## Exercise aim
Reproduce the records. Keep every word exact and include no images.
--------
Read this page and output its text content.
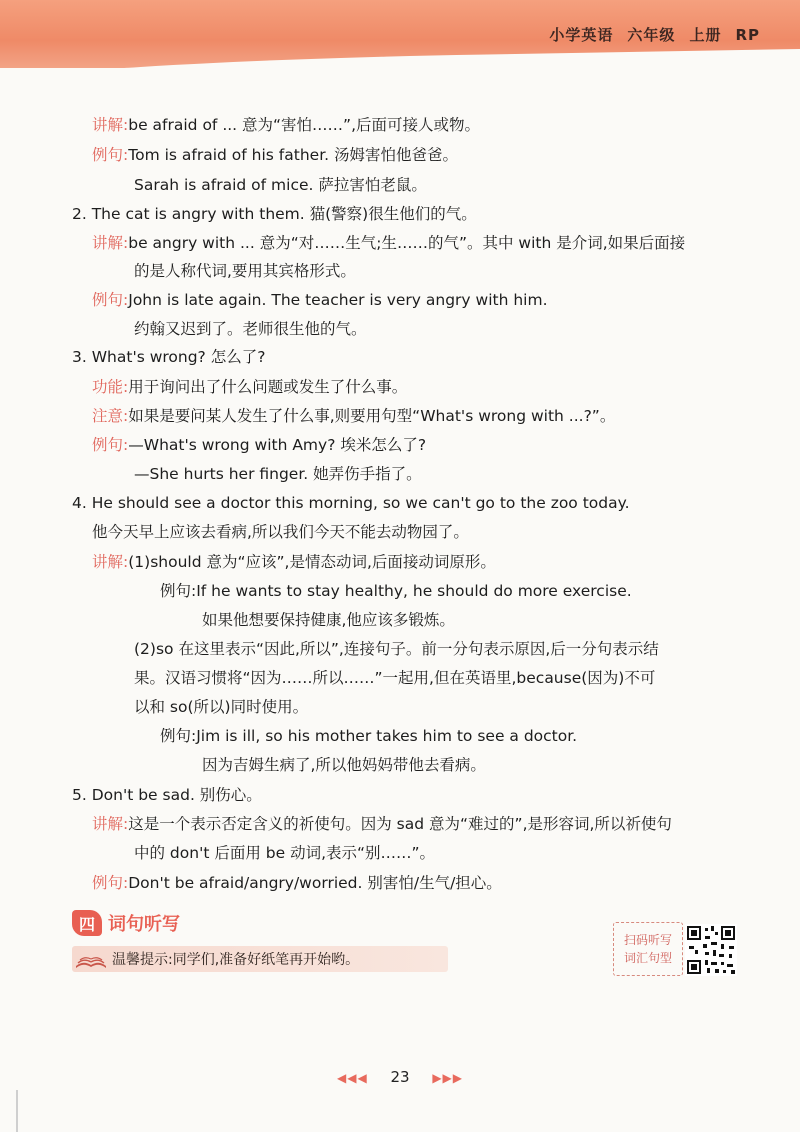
小学英语 六年级 上册 RP
讲解:be afraid of ... 意为“害怕……”,后面可接人或物。
例句:Tom is afraid of his father. 汤姆害怕他爸爸。
Sarah is afraid of mice. 萨拉害怕老鼠。
2. The cat is angry with them. 猫(警察)很生他们的气。
讲解:be angry with ... 意为“对……生气;生……的气”。其中 with 是介词,如果后面接
的是人称代词,要用其宾格形式。
例句:John is late again. The teacher is very angry with him.
约翰又迟到了。老师很生他的气。
3. What's wrong? 怎么了?
功能:用于询问出了什么问题或发生了什么事。
注意:如果是要问某人发生了什么事,则要用句型“What's wrong with ...?”。
例句:—What's wrong with Amy? 埃米怎么了?
—She hurts her finger. 她弄伤手指了。
4. He should see a doctor this morning, so we can't go to the zoo today.
他今天早上应该去看病,所以我们今天不能去动物园了。
讲解:(1)should 意为“应该”,是情态动词,后面接动词原形。
例句:If he wants to stay healthy, he should do more exercise.
如果他想要保持健康,他应该多锻炼。
(2)so 在这里表示“因此,所以”,连接句子。前一分句表示原因,后一分句表示结
果。汉语习惯将“因为……所以……”一起用,但在英语里,because(因为)不可
以和 so(所以)同时使用。
例句:Jim is ill, so his mother takes him to see a doctor.
因为吉姆生病了,所以他妈妈带他去看病。
5. Don't be sad. 别伤心。
讲解:这是一个表示否定含义的祈使句。因为 sad 意为“难过的”,是形容词,所以祈使句
中的 don't 后面用 be 动词,表示“别……”。
例句:Don't be afraid/angry/worried. 别害怕/生气/担心。
四 词句听写
温馨提示:同学们,准备好纸笔再开始哟。
扫码听写
词汇句型
◀◀◀ 23 ▶▶▶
--------
## Written solution
Read this page and output its text content.
小学英语 六年级 上册 RP
讲解:be afraid of ... 意为“害怕……”,后面可接人或物。
例句:Tom is afraid of his father. 汤姆害怕他爸爸。
Sarah is afraid of mice. 萨拉害怕老鼠。
2. The cat is angry with them. 猫(警察)很生他们的气。
讲解:be angry with ... 意为“对……生气;生……的气”。其中 with 是介词,如果后面接
的是人称代词,要用其宾格形式。
例句:John is late again. The teacher is very angry with him.
约翰又迟到了。老师很生他的气。
3. What's wrong? 怎么了?
功能:用于询问出了什么问题或发生了什么事。
注意:如果是要问某人发生了什么事,则要用句型“What's wrong with ...?”。
例句:—What's wrong with Amy? 埃米怎么了?
—She hurts her finger. 她弄伤手指了。
4. He should see a doctor this morning, so we can't go to the zoo today.
他今天早上应该去看病,所以我们今天不能去动物园了。
讲解:(1)should 意为“应该”,是情态动词,后面接动词原形。
例句:If he wants to stay healthy, he should do more exercise.
如果他想要保持健康,他应该多锻炼。
(2)so 在这里表示“因此,所以”,连接句子。前一分句表示原因,后一分句表示结
果。汉语习惯将“因为……所以……”一起用,但在英语里,because(因为)不可
以和 so(所以)同时使用。
例句:Jim is ill, so his mother takes him to see a doctor.
因为吉姆生病了,所以他妈妈带他去看病。
5. Don't be sad. 别伤心。
讲解:这是一个表示否定含义的祈使句。因为 sad 意为“难过的”,是形容词,所以祈使句
中的 don't 后面用 be 动词,表示“别……”。
例句:Don't be afraid/angry/worried. 别害怕/生气/担心。
四 词句听写
温馨提示:同学们,准备好纸笔再开始哟。
扫码听写
词汇句型
◀◀◀ 23 ▶▶▶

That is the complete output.